(Records from a data collection)
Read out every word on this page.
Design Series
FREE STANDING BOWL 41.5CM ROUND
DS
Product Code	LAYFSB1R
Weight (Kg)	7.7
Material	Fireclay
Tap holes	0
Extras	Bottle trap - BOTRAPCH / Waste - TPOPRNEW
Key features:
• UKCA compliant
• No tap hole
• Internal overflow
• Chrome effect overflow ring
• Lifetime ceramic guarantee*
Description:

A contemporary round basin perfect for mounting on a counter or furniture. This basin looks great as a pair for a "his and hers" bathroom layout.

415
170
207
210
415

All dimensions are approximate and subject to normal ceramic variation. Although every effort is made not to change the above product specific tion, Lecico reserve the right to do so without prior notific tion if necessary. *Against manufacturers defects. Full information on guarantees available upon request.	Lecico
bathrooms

**Exercise directions:** Give an exact copy of all the data shown above.

**Answer to this problem:**
Read out every word on this page.
Design Series
FREE STANDING BOWL 41.5CM ROUND
DS
Product Code	LAYFSB1R
Weight (Kg)	7.7
Material	Fireclay
Tap holes	0
Extras	Bottle trap - BOTRAPCH / Waste - TPOPRNEW
Key features:
• UKCA compliant
• No tap hole
• Internal overflow
• Chrome effect overflow ring
• Lifetime ceramic guarantee*
Description:

A contemporary round basin perfect for mounting on a counter or furniture. This basin looks great as a pair for a "his and hers" bathroom layout.

415
170
207
210
415

All dimensions are approximate and subject to normal ceramic variation. Although every effort is made not to change the above product specific tion, Lecico reserve the right to do so without prior notific tion if necessary. *Against manufacturers defects. Full information on guarantees available upon request.	Lecico
bathrooms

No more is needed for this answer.